Dataset items:

+===+

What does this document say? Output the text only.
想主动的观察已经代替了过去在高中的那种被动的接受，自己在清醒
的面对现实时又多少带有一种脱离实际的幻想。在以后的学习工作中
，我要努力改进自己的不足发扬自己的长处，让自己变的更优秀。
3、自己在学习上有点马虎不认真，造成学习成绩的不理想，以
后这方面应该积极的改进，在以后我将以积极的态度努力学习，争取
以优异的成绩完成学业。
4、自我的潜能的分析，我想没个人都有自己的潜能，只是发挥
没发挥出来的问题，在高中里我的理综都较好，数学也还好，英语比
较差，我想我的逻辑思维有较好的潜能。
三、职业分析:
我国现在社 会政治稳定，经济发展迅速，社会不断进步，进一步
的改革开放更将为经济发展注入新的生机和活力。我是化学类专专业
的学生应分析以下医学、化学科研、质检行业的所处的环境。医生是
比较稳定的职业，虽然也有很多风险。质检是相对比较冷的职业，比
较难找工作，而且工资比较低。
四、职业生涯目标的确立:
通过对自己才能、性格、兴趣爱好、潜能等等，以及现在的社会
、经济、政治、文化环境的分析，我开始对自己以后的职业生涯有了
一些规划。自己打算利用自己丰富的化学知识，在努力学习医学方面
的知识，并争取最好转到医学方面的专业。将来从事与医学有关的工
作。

+===+

Instructions for the task:
Write out every line exactly as it stands.

Answer to the task:
What does this document say? Output the text only.
想主动的观察已经代替了过去在高中的那种被动的接受，自己在清醒
的面对现实时又多少带有一种脱离实际的幻想。在以后的学习工作中
，我要努力改进自己的不足发扬自己的长处，让自己变的更优秀。
3、自己在学习上有点马虎不认真，造成学习成绩的不理想，以
后这方面应该积极的改进，在以后我将以积极的态度努力学习，争取
以优异的成绩完成学业。
4、自我的潜能的分析，我想没个人都有自己的潜能，只是发挥
没发挥出来的问题，在高中里我的理综都较好，数学也还好，英语比
较差，我想我的逻辑思维有较好的潜能。
三、职业分析:
我国现在社 会政治稳定，经济发展迅速，社会不断进步，进一步
的改革开放更将为经济发展注入新的生机和活力。我是化学类专专业
的学生应分析以下医学、化学科研、质检行业的所处的环境。医生是
比较稳定的职业，虽然也有很多风险。质检是相对比较冷的职业，比
较难找工作，而且工资比较低。
四、职业生涯目标的确立:
通过对自己才能、性格、兴趣爱好、潜能等等，以及现在的社会
、经济、政治、文化环境的分析，我开始对自己以后的职业生涯有了
一些规划。自己打算利用自己丰富的化学知识，在努力学习医学方面
的知识，并争取最好转到医学方面的专业。将来从事与医学有关的工
作。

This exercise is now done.